> Stated problem:
Extract the full listing below without altering a single character.
### Data provided
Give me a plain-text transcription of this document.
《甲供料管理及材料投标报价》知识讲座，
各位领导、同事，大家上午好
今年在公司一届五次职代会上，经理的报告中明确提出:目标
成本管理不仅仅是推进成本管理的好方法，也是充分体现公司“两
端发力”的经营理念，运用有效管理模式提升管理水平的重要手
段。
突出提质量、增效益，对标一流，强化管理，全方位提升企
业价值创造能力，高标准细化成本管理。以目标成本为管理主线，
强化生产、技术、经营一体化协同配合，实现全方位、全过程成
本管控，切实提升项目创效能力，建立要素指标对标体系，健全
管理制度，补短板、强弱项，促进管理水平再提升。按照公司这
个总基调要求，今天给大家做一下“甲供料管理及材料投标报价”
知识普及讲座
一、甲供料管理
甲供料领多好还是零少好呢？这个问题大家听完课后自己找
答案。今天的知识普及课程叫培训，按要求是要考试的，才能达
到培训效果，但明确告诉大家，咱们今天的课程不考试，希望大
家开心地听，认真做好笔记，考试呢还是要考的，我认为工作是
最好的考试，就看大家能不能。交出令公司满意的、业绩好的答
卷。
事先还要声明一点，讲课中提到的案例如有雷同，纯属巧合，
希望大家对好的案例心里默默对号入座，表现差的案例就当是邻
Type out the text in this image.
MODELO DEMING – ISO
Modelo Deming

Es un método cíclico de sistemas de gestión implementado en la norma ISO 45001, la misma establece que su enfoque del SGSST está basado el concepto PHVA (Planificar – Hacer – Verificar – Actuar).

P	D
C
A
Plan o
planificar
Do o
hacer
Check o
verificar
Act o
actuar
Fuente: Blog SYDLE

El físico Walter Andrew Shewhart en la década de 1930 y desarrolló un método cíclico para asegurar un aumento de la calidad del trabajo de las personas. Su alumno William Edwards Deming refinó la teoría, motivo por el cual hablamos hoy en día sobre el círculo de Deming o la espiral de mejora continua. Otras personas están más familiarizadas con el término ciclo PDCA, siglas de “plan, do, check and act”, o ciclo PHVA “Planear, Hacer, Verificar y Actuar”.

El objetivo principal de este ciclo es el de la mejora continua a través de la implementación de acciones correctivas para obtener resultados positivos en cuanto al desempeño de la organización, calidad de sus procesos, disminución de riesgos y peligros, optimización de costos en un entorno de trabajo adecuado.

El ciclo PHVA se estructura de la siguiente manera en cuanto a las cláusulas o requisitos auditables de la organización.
######
> Solution below:
Give me a plain-text transcription of this document.
《甲供料管理及材料投标报价》知识讲座，
各位领导、同事，大家上午好
今年在公司一届五次职代会上，经理的报告中明确提出:目标
成本管理不仅仅是推进成本管理的好方法，也是充分体现公司“两
端发力”的经营理念，运用有效管理模式提升管理水平的重要手
段。
突出提质量、增效益，对标一流，强化管理，全方位提升企
业价值创造能力，高标准细化成本管理。以目标成本为管理主线，
强化生产、技术、经营一体化协同配合，实现全方位、全过程成
本管控，切实提升项目创效能力，建立要素指标对标体系，健全
管理制度，补短板、强弱项，促进管理水平再提升。按照公司这
个总基调要求，今天给大家做一下“甲供料管理及材料投标报价”
知识普及讲座
一、甲供料管理
甲供料领多好还是零少好呢？这个问题大家听完课后自己找
答案。今天的知识普及课程叫培训，按要求是要考试的，才能达
到培训效果，但明确告诉大家，咱们今天的课程不考试，希望大
家开心地听，认真做好笔记，考试呢还是要考的，我认为工作是
最好的考试，就看大家能不能。交出令公司满意的、业绩好的答
卷。
事先还要声明一点，讲课中提到的案例如有雷同，纯属巧合，
希望大家对好的案例心里默默对号入座，表现差的案例就当是邻
Type out the text in this image.
MODELO DEMING – ISO
Modelo Deming

Es un método cíclico de sistemas de gestión implementado en la norma ISO 45001, la misma establece que su enfoque del SGSST está basado el concepto PHVA (Planificar – Hacer – Verificar – Actuar).

P	D
C
A
Plan o
planificar
Do o
hacer
Check o
verificar
Act o
actuar
Fuente: Blog SYDLE

El físico Walter Andrew Shewhart en la década de 1930 y desarrolló un método cíclico para asegurar un aumento de la calidad del trabajo de las personas. Su alumno William Edwards Deming refinó la teoría, motivo por el cual hablamos hoy en día sobre el círculo de Deming o la espiral de mejora continua. Otras personas están más familiarizadas con el término ciclo PDCA, siglas de “plan, do, check and act”, o ciclo PHVA “Planear, Hacer, Verificar y Actuar”.

El objetivo principal de este ciclo es el de la mejora continua a través de la implementación de acciones correctivas para obtener resultados positivos en cuanto al desempeño de la organización, calidad de sus procesos, disminución de riesgos y peligros, optimización de costos en un entorno de trabajo adecuado.

El ciclo PHVA se estructura de la siguiente manera en cuanto a las cláusulas o requisitos auditables de la organización.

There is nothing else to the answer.